> **Goal**
Check each line of the entries below for the string "ĐSĐĐ"; copy every line where it appears.

>> START Data for this exercise

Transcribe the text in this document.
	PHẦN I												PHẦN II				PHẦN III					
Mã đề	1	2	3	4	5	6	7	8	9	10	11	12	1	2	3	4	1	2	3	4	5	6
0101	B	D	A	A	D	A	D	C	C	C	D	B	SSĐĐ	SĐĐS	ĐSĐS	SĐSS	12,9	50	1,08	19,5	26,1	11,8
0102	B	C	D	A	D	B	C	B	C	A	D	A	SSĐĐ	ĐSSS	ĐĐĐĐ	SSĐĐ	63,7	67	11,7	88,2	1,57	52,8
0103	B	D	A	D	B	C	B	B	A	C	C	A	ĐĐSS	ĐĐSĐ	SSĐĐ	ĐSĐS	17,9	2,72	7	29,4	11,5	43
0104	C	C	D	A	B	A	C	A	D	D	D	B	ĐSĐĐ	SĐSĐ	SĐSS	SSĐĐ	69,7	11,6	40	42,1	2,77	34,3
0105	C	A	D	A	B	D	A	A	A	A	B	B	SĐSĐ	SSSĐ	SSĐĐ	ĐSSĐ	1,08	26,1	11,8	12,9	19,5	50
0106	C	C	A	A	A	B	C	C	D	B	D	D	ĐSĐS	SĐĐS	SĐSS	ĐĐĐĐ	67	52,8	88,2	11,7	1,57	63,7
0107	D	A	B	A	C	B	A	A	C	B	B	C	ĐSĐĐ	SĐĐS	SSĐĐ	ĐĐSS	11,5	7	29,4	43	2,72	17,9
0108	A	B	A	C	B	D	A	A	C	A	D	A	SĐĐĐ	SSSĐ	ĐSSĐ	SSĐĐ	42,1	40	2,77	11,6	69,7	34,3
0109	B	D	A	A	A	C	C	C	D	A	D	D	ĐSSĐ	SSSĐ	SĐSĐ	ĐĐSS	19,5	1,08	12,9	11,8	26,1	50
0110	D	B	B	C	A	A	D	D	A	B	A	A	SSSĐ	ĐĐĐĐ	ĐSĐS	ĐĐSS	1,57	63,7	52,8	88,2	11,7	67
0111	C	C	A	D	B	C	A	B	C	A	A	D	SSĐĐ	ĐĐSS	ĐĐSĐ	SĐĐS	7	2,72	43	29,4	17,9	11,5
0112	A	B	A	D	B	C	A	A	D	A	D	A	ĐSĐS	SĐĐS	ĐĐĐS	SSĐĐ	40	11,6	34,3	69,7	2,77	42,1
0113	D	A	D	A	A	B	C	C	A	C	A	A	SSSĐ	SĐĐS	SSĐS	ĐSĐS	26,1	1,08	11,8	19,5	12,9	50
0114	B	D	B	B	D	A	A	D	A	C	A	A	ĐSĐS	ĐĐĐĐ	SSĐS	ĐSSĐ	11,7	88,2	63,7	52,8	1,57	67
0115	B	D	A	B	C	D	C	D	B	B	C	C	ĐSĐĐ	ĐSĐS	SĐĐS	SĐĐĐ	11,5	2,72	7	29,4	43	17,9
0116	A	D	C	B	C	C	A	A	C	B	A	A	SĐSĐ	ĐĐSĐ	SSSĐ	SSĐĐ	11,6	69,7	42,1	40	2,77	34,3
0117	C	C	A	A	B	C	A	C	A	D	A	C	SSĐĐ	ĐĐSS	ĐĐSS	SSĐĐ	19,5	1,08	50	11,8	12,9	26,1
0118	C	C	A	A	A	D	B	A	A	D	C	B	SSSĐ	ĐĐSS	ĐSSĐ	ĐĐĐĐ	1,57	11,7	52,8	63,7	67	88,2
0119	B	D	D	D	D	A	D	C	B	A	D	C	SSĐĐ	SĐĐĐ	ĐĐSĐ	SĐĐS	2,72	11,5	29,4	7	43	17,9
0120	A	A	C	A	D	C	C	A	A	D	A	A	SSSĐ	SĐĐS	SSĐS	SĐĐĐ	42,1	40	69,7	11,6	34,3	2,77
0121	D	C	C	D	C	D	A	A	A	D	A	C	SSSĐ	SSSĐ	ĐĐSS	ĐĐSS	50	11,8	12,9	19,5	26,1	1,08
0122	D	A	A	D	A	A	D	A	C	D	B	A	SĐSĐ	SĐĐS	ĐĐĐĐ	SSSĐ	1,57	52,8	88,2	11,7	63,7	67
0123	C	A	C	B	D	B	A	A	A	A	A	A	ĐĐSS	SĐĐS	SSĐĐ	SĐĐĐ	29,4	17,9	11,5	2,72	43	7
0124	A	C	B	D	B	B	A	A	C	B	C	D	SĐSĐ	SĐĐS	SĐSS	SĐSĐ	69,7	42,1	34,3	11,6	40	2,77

>> END Data for this exercise

> **The answer**
0104	C	C	D	A	B	A	C	A	D	D	D	B	ĐSĐĐ	SĐSĐ	SĐSS	SSĐĐ	69,7	11,6	40	42,1	2,77	34,3
0107	D	A	B	A	C	B	A	A	C	B	B	C	ĐSĐĐ	SĐĐS	SSĐĐ	ĐĐSS	11,5	7	29,4	43	2,72	17,9
0115	B	D	A	B	C	D	C	D	B	B	C	C	ĐSĐĐ	ĐSĐS	SĐĐS	SĐĐĐ	11,5	2,72	7	29,4	43	17,9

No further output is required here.